[START OF DATA SUPPLIED]
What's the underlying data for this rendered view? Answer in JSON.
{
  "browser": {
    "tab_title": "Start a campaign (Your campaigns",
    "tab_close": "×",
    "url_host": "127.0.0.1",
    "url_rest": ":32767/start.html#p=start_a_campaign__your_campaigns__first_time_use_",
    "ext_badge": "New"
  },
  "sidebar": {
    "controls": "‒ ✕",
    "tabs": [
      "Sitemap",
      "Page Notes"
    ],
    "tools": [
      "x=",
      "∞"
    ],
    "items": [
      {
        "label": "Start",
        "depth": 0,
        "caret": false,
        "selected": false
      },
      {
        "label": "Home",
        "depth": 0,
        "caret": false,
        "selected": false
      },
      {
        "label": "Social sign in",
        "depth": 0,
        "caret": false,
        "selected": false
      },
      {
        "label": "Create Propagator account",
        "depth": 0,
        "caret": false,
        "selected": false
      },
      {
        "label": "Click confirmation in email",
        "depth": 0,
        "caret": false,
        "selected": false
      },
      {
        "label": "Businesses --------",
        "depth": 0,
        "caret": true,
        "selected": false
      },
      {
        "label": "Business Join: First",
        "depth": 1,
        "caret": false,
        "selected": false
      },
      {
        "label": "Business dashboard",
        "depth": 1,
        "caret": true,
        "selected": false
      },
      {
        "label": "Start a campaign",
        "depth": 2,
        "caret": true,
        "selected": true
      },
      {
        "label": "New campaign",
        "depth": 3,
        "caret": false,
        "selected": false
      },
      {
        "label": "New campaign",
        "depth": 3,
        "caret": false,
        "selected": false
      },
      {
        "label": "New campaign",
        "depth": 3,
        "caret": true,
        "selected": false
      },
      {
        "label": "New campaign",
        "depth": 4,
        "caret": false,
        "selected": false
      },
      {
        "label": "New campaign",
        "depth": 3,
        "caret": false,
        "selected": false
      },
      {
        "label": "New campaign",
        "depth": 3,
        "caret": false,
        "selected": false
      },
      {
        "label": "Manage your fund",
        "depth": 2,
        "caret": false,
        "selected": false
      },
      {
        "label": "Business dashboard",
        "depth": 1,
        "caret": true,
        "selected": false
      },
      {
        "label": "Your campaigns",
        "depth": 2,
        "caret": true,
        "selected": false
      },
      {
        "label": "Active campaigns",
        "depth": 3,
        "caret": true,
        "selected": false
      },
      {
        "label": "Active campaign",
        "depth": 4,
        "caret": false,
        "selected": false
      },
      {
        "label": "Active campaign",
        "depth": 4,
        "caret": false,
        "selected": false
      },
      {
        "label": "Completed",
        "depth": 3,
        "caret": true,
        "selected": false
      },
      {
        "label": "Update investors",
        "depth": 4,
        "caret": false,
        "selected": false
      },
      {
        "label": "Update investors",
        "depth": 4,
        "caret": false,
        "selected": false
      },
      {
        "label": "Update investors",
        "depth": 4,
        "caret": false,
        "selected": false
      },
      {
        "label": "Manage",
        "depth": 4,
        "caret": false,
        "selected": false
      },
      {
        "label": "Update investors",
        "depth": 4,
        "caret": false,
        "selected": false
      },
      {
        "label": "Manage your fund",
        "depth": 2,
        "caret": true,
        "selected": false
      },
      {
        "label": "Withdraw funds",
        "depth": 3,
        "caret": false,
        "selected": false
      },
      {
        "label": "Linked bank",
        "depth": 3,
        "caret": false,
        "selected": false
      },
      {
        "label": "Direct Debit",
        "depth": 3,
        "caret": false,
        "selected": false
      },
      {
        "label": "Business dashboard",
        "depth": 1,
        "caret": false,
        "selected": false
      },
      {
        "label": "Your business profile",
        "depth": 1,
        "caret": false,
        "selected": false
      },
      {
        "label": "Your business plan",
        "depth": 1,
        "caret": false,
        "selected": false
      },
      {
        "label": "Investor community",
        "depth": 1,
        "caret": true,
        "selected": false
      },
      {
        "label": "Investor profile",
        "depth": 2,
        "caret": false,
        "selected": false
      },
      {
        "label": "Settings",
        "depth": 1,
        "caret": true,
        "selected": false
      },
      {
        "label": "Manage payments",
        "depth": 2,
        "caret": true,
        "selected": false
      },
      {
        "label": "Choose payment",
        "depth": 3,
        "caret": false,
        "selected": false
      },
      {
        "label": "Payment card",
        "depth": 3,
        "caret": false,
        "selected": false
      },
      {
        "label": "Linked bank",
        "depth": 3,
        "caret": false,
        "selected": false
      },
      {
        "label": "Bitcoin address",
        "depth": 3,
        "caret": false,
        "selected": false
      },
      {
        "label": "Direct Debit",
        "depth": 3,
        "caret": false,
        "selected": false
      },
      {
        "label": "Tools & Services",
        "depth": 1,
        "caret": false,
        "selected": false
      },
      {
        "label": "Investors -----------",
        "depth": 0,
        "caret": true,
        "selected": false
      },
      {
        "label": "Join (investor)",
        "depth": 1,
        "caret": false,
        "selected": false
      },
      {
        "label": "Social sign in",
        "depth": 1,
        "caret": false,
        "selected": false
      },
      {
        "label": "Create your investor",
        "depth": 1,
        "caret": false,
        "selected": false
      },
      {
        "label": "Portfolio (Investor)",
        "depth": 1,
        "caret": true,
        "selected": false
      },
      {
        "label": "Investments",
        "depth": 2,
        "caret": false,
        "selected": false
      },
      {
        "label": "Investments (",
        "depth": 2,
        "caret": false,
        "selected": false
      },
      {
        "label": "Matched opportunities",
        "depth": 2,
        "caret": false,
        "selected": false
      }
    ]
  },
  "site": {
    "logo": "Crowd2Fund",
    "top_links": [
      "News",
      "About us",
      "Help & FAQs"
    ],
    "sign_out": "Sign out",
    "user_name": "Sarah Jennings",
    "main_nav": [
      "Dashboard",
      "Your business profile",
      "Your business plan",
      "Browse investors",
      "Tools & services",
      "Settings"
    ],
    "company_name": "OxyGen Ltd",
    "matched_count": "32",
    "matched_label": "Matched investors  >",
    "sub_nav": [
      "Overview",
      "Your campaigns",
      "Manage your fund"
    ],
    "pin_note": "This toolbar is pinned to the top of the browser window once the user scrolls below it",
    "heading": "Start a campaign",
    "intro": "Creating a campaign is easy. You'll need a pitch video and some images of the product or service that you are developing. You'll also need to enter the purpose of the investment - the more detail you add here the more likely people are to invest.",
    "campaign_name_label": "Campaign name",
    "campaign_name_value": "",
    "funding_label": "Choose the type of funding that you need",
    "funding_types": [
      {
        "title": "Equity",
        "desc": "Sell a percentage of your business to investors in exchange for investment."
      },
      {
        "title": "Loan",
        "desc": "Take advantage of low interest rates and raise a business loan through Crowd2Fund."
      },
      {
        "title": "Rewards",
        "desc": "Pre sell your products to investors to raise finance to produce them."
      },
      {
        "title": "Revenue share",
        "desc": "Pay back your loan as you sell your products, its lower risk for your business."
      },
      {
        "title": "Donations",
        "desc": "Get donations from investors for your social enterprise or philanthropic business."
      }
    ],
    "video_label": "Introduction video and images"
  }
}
[END OF DATA SUPPLIED]
TASK TO CARRY OUT:
From the listing above, return each line with the word "that".

EXPECTED ANSWER:
    "intro": "Creating a campaign is easy. You'll need a pitch video and some images of the product or service that you are developing. You'll also need to enter the purpose of the investment - the more detail you add here the more likely people are to invest.",
    "funding_label": "Choose the type of funding that you need",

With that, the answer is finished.